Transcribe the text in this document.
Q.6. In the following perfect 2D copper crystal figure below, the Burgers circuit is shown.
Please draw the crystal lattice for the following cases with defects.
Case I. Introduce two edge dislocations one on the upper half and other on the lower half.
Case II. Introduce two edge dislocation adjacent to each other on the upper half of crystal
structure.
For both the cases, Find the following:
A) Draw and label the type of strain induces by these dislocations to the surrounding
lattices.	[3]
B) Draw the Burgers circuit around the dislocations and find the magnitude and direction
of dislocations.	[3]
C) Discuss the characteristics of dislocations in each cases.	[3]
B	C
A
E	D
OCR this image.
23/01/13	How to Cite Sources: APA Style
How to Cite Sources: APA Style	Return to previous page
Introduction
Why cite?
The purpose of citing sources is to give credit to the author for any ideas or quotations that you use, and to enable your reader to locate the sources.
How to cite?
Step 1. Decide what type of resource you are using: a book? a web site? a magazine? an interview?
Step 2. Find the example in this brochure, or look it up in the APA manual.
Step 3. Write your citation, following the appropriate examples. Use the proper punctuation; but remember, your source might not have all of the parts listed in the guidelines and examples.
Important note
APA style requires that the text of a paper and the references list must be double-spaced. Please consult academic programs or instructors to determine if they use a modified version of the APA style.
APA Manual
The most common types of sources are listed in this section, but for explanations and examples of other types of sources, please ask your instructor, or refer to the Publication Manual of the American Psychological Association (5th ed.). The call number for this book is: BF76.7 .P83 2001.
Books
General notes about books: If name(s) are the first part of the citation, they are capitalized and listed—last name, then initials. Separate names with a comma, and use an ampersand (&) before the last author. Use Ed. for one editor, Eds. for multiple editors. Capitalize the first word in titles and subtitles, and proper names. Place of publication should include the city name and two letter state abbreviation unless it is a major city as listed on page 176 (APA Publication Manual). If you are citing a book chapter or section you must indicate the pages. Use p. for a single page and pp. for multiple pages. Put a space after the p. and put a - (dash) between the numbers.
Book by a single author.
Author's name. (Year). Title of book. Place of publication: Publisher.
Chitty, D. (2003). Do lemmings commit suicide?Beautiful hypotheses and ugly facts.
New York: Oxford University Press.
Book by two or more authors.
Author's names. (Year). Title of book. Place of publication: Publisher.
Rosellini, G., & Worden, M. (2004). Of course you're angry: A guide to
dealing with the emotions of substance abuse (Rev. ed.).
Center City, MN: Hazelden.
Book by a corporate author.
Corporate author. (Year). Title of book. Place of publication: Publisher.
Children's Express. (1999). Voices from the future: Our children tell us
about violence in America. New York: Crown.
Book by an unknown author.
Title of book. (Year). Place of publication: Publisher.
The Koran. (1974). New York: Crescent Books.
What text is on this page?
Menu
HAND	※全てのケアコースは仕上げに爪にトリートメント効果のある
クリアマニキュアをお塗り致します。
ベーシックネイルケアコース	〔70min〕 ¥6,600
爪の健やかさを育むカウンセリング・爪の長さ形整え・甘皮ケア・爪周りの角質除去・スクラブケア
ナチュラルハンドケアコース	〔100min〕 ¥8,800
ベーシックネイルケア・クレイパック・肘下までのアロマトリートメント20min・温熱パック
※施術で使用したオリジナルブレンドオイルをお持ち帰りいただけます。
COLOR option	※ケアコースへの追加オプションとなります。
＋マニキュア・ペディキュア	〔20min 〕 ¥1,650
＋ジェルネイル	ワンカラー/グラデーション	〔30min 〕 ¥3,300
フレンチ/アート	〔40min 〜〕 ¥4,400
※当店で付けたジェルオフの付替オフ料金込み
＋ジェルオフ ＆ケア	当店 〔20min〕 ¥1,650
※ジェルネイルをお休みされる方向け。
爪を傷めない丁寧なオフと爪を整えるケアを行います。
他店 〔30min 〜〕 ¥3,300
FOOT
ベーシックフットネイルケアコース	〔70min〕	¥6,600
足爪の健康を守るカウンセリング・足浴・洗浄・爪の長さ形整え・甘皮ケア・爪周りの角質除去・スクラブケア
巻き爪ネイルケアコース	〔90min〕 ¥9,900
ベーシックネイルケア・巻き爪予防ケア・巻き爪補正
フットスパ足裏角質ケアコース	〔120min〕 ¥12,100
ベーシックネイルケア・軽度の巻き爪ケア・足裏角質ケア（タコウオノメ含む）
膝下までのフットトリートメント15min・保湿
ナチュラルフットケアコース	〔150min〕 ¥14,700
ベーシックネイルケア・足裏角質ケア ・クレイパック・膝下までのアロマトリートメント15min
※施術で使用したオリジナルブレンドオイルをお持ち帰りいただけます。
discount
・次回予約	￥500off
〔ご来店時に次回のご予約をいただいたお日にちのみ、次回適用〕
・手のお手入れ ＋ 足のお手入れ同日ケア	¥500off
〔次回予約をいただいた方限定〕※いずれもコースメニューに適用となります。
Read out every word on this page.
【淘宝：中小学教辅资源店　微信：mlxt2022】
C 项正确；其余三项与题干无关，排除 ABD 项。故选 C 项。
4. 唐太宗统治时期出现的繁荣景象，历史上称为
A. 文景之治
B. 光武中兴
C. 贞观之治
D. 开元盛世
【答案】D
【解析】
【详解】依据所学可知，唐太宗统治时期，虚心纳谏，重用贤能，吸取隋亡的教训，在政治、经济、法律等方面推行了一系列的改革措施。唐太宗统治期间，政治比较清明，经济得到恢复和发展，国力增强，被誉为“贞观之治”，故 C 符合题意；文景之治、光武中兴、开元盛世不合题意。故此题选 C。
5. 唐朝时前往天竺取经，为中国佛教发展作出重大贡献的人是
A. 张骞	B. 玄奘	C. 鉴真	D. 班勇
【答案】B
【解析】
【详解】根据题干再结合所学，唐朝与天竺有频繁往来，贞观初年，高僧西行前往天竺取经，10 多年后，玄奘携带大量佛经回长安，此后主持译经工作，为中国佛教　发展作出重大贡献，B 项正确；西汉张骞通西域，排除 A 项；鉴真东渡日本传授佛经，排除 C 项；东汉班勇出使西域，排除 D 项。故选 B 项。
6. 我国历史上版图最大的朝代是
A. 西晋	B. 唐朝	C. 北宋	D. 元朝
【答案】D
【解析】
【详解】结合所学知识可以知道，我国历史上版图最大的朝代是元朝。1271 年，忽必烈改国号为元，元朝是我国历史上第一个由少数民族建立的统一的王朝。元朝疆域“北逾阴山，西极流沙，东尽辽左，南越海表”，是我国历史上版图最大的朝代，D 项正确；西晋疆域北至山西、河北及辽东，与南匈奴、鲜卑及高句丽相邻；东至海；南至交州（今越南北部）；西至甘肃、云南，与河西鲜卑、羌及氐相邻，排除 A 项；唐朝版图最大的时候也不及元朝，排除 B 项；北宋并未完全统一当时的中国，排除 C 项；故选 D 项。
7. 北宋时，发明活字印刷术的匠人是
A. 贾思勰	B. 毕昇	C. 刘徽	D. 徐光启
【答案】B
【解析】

----------

Determine the number of lines where the string "circuit" occurs, and give that number only.

2